**WHAT YOU HAVE TO DO:** Exactly reproduce each line of the listing that follows.

[Dataset entries]
%%

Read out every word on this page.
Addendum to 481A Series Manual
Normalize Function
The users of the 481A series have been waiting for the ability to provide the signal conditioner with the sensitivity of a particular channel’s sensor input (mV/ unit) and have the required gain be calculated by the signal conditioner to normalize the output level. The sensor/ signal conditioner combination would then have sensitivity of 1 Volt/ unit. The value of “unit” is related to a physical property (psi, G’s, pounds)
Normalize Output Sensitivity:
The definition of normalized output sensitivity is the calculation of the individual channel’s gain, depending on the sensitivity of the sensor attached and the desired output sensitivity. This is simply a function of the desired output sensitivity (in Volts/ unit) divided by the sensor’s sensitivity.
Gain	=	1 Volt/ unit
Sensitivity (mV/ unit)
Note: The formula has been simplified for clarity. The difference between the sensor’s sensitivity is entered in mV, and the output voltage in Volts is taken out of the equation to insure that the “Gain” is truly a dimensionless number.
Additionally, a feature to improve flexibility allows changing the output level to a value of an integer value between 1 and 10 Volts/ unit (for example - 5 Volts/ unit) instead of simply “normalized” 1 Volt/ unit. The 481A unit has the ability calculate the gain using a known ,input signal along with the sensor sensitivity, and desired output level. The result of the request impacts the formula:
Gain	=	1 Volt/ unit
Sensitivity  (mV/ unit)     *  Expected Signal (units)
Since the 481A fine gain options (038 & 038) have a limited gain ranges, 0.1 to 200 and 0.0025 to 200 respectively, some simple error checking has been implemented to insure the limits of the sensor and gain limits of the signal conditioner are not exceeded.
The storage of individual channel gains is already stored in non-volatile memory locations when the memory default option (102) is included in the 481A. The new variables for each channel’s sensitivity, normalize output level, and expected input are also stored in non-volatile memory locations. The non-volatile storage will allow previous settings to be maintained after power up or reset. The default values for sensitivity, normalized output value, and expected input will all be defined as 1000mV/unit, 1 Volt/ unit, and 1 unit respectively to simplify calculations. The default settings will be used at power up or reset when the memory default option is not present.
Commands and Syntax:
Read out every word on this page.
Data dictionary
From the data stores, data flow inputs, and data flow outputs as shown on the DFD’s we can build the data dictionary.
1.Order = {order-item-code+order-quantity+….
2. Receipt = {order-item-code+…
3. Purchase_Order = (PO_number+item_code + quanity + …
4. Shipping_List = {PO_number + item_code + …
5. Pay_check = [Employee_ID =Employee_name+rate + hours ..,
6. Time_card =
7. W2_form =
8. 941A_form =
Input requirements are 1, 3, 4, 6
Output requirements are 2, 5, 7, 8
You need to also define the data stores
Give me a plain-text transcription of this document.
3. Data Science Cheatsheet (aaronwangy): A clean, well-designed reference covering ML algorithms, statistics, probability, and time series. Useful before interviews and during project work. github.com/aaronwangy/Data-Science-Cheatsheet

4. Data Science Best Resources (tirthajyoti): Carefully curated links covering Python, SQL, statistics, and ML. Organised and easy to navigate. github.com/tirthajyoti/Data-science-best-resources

%%

**OUTPUT FOR THIS EXERCISE:**
Read out every word on this page.
Addendum to 481A Series Manual
Normalize Function
The users of the 481A series have been waiting for the ability to provide the signal conditioner with the sensitivity of a particular channel’s sensor input (mV/ unit) and have the required gain be calculated by the signal conditioner to normalize the output level. The sensor/ signal conditioner combination would then have sensitivity of 1 Volt/ unit. The value of “unit” is related to a physical property (psi, G’s, pounds)
Normalize Output Sensitivity:
The definition of normalized output sensitivity is the calculation of the individual channel’s gain, depending on the sensitivity of the sensor attached and the desired output sensitivity. This is simply a function of the desired output sensitivity (in Volts/ unit) divided by the sensor’s sensitivity.
Gain	=	1 Volt/ unit
Sensitivity (mV/ unit)
Note: The formula has been simplified for clarity. The difference between the sensor’s sensitivity is entered in mV, and the output voltage in Volts is taken out of the equation to insure that the “Gain” is truly a dimensionless number.
Additionally, a feature to improve flexibility allows changing the output level to a value of an integer value between 1 and 10 Volts/ unit (for example - 5 Volts/ unit) instead of simply “normalized” 1 Volt/ unit. The 481A unit has the ability calculate the gain using a known ,input signal along with the sensor sensitivity, and desired output level. The result of the request impacts the formula:
Gain	=	1 Volt/ unit
Sensitivity  (mV/ unit)     *  Expected Signal (units)
Since the 481A fine gain options (038 & 038) have a limited gain ranges, 0.1 to 200 and 0.0025 to 200 respectively, some simple error checking has been implemented to insure the limits of the sensor and gain limits of the signal conditioner are not exceeded.
The storage of individual channel gains is already stored in non-volatile memory locations when the memory default option (102) is included in the 481A. The new variables for each channel’s sensitivity, normalize output level, and expected input are also stored in non-volatile memory locations. The non-volatile storage will allow previous settings to be maintained after power up or reset. The default values for sensitivity, normalized output value, and expected input will all be defined as 1000mV/unit, 1 Volt/ unit, and 1 unit respectively to simplify calculations. The default settings will be used at power up or reset when the memory default option is not present.
Commands and Syntax:
Read out every word on this page.
Data dictionary
From the data stores, data flow inputs, and data flow outputs as shown on the DFD’s we can build the data dictionary.
1.Order = {order-item-code+order-quantity+….
2. Receipt = {order-item-code+…
3. Purchase_Order = (PO_number+item_code + quanity + …
4. Shipping_List = {PO_number + item_code + …
5. Pay_check = [Employee_ID =Employee_name+rate + hours ..,
6. Time_card =
7. W2_form =
8. 941A_form =
Input requirements are 1, 3, 4, 6
Output requirements are 2, 5, 7, 8
You need to also define the data stores
Give me a plain-text transcription of this document.
3. Data Science Cheatsheet (aaronwangy): A clean, well-designed reference covering ML algorithms, statistics, probability, and time series. Useful before interviews and during project work. github.com/aaronwangy/Data-Science-Cheatsheet

4. Data Science Best Resources (tirthajyoti): Carefully curated links covering Python, SQL, statistics, and ML. Organised and easy to navigate. github.com/tirthajyoti/Data-science-best-resources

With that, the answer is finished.